===== Provided material =====
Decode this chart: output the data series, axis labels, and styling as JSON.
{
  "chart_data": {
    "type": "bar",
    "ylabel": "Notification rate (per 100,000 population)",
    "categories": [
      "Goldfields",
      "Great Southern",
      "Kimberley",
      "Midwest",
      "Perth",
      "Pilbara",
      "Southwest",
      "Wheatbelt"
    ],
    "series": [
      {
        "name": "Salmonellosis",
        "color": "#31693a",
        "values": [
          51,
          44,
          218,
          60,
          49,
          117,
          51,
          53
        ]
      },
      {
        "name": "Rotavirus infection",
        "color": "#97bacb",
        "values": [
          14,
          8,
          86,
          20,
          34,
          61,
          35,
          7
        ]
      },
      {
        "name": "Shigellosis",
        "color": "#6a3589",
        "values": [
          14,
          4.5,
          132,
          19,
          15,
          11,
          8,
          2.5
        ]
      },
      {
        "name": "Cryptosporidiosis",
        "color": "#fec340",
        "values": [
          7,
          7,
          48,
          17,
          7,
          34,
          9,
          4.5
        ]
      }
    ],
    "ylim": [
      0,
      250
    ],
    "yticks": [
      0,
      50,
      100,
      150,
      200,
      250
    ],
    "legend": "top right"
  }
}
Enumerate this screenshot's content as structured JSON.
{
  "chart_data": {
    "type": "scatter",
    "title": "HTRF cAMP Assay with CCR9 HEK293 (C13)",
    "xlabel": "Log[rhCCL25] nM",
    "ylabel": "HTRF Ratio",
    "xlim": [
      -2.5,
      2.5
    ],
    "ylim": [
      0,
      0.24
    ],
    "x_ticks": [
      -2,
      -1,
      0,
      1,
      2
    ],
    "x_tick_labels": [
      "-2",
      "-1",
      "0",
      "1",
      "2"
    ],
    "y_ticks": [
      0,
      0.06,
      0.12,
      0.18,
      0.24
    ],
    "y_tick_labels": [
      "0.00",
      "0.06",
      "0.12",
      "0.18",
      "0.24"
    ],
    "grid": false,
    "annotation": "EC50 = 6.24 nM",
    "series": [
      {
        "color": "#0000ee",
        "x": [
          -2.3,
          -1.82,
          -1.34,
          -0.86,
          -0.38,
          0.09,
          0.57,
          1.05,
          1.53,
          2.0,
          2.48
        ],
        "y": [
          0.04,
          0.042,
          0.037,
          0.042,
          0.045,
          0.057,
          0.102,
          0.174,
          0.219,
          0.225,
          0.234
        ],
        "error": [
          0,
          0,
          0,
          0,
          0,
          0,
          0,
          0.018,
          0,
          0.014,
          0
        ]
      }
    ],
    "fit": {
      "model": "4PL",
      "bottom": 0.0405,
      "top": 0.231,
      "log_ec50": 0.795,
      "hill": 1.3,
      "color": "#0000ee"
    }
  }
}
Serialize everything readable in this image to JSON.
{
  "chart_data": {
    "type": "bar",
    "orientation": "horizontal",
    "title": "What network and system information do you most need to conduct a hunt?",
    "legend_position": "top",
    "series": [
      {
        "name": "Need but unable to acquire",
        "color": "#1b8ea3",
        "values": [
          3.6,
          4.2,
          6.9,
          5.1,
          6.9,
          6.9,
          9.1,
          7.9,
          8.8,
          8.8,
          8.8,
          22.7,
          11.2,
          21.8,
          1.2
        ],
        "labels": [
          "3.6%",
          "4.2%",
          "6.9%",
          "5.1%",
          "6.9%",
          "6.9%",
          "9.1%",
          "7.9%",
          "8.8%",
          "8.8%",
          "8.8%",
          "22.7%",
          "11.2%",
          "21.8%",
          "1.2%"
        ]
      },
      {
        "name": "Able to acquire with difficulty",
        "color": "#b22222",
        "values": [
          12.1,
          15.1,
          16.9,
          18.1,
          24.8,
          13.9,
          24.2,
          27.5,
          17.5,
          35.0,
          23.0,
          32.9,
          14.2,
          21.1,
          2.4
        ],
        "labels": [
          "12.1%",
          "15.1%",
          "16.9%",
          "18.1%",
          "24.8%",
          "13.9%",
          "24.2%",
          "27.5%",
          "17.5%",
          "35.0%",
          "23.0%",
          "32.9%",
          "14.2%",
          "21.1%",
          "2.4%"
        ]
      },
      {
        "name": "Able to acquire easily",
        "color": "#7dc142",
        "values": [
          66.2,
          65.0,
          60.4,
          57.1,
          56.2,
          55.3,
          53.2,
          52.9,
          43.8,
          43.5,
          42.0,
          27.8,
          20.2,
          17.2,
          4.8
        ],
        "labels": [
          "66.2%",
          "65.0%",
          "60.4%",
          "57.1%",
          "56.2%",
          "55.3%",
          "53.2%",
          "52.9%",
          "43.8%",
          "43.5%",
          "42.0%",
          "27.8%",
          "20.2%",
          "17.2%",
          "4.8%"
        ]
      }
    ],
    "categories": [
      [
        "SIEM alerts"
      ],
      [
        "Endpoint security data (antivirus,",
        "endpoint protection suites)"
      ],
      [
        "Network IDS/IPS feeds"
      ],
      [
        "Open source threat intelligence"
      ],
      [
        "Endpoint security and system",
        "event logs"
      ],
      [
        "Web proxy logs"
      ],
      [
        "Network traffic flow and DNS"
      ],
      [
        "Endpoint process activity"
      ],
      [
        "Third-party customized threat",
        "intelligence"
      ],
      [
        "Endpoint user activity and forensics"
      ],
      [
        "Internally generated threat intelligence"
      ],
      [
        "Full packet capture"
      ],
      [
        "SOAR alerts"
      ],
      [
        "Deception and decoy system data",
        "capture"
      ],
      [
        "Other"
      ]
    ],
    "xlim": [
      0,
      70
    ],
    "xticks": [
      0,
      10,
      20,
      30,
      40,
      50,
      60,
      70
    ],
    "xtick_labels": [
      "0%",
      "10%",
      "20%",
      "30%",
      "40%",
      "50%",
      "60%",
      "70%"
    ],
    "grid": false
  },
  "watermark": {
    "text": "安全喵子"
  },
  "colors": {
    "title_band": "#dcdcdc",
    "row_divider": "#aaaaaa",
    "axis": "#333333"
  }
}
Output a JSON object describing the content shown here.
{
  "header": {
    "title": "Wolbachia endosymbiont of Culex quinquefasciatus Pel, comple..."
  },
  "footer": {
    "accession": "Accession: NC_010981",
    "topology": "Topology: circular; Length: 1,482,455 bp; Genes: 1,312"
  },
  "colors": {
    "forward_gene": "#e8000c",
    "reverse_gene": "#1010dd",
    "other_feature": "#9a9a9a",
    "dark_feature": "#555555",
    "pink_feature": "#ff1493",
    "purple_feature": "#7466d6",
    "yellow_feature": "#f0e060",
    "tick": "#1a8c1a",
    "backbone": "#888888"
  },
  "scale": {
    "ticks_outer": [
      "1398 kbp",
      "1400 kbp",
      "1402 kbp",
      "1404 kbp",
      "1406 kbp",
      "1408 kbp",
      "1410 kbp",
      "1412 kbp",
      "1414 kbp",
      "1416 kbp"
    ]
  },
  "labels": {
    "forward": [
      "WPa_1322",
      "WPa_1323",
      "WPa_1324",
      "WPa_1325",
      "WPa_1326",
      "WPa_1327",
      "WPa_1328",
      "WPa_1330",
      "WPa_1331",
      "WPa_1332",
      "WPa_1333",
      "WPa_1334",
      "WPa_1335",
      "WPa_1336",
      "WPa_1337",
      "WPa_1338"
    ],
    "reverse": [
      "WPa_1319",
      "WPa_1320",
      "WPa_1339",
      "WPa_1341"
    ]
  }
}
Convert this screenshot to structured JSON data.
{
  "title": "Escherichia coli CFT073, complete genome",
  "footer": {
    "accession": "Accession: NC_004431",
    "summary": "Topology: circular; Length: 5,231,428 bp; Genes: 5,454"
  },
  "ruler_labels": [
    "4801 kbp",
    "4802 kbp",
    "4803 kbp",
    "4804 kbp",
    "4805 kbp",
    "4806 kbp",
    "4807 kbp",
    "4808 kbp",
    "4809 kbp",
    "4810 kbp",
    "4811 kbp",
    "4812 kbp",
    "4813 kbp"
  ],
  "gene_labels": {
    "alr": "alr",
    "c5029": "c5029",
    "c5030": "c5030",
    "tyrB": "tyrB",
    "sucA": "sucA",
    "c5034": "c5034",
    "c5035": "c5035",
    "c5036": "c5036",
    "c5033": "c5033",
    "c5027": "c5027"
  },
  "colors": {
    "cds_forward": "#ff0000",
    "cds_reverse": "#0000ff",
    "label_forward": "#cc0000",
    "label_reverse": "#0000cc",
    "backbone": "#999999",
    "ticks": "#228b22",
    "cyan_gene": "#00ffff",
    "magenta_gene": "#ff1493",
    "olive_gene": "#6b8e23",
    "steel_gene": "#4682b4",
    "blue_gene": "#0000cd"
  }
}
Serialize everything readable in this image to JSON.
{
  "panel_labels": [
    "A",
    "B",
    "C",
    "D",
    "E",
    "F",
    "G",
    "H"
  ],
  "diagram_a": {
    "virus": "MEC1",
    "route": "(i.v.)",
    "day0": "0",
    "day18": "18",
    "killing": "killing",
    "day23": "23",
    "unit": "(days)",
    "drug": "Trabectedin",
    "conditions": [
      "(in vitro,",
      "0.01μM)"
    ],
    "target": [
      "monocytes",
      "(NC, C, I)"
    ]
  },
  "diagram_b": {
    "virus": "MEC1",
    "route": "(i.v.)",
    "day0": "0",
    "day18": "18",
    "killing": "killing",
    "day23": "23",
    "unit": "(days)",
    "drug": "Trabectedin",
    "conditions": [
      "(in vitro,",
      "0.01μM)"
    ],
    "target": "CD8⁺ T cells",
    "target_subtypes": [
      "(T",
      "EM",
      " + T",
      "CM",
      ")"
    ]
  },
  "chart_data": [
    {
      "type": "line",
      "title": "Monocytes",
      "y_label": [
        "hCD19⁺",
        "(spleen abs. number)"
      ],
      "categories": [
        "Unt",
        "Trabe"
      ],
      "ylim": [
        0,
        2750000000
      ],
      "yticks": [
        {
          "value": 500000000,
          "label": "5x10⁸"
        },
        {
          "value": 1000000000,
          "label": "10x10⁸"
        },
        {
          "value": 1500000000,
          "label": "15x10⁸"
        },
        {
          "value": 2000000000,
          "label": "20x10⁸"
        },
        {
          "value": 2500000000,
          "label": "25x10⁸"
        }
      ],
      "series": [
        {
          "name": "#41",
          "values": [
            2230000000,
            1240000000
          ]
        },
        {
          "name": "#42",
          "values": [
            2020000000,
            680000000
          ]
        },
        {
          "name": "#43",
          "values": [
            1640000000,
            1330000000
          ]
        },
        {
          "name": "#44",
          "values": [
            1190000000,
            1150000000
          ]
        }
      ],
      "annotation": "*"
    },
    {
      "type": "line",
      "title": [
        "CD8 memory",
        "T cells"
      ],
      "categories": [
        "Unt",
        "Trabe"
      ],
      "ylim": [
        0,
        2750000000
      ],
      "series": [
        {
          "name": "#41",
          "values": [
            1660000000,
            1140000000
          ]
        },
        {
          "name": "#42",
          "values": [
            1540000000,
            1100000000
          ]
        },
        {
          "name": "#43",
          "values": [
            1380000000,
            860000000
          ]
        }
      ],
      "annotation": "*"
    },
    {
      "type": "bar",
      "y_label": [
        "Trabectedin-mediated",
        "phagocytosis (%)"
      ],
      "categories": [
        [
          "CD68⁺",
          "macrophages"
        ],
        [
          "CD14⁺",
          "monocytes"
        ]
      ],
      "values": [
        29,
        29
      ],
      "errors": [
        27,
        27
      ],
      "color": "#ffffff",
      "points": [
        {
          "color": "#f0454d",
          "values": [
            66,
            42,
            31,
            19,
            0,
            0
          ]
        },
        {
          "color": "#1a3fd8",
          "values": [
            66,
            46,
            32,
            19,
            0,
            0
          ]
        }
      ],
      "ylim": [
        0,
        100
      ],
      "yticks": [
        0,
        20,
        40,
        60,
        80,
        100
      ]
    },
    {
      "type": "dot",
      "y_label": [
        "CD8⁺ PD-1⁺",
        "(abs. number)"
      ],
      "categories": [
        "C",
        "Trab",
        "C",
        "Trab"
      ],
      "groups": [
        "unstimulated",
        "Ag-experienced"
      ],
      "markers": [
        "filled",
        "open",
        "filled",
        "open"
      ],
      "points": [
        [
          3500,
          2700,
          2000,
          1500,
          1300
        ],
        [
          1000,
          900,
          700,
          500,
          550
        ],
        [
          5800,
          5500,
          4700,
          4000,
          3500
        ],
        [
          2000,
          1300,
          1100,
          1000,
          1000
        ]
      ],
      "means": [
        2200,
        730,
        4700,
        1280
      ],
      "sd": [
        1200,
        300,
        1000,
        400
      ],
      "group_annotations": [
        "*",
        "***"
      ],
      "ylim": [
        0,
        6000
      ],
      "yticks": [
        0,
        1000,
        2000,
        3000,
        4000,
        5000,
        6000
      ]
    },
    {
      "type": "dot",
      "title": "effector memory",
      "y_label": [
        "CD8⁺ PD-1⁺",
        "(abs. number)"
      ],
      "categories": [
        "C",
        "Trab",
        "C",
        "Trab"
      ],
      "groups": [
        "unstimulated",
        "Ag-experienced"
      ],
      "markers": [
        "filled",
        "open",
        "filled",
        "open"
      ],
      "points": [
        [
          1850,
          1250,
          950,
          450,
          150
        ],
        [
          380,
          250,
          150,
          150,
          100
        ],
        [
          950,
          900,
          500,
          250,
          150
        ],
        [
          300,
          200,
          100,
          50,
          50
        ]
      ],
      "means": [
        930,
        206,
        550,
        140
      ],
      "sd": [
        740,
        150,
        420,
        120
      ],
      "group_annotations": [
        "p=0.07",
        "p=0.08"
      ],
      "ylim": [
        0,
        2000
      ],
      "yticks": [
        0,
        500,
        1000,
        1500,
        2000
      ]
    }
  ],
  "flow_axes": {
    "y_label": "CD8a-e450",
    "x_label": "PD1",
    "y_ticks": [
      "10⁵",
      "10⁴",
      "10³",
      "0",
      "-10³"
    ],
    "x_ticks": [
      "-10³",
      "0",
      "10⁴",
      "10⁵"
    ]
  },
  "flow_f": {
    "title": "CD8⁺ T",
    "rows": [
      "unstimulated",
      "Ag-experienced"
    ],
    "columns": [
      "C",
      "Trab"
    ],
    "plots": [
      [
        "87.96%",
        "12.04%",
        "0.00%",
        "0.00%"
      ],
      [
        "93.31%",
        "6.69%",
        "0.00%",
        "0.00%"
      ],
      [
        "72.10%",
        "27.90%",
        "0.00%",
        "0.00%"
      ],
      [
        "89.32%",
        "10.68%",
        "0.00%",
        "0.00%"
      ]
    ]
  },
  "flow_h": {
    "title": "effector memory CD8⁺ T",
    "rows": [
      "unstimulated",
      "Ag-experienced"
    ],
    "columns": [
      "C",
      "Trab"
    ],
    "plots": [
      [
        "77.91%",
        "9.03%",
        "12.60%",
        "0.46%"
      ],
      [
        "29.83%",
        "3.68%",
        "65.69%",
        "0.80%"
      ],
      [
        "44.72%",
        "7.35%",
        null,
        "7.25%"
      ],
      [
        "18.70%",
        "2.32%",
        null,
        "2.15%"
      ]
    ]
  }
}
=====
# [How to complete this task]
All lines of the data above that include the word "with" must be shown.

# [Result for this exercise]
    "title": "HTRF cAMP Assay with CCR9 HEK293 (C13)",
        "name": "Able to acquire with difficulty",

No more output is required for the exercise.